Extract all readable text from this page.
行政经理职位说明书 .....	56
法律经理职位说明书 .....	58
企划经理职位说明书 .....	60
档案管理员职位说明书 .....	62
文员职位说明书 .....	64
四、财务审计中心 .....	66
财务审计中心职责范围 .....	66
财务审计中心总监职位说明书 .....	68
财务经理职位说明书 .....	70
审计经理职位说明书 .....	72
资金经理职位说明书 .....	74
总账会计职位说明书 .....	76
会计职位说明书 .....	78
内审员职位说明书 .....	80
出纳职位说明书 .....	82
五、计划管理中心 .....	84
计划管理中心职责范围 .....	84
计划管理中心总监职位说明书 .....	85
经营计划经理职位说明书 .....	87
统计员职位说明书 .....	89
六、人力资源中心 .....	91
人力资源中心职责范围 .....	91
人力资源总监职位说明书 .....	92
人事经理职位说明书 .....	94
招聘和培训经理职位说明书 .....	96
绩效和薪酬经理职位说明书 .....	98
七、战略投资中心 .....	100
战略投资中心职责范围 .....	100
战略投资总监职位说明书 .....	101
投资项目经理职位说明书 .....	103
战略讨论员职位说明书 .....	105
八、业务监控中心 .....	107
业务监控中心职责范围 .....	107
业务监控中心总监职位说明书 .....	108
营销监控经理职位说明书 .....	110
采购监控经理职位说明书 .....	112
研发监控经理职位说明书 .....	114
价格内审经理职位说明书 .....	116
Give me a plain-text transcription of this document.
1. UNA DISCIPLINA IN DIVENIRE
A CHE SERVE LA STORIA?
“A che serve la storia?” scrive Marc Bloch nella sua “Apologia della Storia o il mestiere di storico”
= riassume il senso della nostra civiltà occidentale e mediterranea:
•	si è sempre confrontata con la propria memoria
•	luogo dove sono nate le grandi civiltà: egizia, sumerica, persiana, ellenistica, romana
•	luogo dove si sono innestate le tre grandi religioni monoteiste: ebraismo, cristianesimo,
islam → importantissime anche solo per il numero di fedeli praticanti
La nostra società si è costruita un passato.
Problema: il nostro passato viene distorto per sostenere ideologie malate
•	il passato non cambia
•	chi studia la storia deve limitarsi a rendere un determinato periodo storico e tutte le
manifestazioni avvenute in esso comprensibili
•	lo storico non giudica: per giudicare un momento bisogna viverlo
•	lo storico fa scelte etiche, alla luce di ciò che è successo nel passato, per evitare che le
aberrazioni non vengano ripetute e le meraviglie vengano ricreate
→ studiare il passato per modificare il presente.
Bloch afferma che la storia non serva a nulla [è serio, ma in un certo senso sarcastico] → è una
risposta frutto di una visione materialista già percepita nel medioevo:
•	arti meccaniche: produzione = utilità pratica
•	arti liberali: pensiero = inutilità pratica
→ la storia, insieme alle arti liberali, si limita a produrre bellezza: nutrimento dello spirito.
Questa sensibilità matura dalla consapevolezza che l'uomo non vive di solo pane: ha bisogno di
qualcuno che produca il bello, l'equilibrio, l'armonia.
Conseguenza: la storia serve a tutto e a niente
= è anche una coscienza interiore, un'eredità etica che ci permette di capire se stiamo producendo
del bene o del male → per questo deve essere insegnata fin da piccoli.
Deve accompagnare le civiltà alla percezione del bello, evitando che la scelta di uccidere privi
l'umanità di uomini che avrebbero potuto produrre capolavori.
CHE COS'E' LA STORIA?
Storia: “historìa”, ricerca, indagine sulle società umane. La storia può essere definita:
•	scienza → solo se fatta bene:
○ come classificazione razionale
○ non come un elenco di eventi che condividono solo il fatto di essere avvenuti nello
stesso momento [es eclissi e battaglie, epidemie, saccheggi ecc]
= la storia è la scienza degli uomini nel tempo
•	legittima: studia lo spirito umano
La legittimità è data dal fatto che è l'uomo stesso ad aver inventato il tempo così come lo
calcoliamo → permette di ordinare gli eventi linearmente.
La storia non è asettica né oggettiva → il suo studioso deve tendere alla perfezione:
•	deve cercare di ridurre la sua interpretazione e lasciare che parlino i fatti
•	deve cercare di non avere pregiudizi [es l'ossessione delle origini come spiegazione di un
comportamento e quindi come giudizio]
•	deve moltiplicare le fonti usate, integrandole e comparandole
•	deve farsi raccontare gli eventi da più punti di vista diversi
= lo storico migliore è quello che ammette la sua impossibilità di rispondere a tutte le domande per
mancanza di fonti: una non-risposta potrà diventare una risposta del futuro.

==

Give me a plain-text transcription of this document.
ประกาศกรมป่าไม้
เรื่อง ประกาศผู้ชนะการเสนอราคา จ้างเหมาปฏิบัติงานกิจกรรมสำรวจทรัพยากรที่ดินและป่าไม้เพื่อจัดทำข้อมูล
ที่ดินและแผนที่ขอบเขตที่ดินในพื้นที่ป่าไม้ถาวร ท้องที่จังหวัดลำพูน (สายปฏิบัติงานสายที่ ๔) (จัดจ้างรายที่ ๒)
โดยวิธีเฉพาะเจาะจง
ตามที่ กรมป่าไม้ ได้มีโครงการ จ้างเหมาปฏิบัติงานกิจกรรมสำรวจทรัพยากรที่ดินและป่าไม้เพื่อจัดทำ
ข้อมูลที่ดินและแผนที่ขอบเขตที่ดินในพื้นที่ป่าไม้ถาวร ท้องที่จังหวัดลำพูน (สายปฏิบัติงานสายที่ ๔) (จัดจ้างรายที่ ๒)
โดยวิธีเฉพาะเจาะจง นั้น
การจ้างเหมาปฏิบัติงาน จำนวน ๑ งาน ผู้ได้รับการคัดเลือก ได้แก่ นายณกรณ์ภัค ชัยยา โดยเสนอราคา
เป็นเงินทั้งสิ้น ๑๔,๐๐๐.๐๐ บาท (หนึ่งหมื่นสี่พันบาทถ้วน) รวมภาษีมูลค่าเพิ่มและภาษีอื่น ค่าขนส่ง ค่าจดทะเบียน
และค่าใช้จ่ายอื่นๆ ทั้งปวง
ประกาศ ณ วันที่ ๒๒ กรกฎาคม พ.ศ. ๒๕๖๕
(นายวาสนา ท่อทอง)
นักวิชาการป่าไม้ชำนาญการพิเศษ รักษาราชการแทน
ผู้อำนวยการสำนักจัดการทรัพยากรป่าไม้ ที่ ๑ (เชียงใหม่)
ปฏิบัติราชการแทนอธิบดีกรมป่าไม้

Work to complete: Using the entries above, return each line that includes the word "dove".

Reply to the exercise:
•	luogo dove sono nate le grandi civiltà: egizia, sumerica, persiana, ellenistica, romana
•	luogo dove si sono innestate le tre grandi religioni monoteiste: ebraismo, cristianesimo,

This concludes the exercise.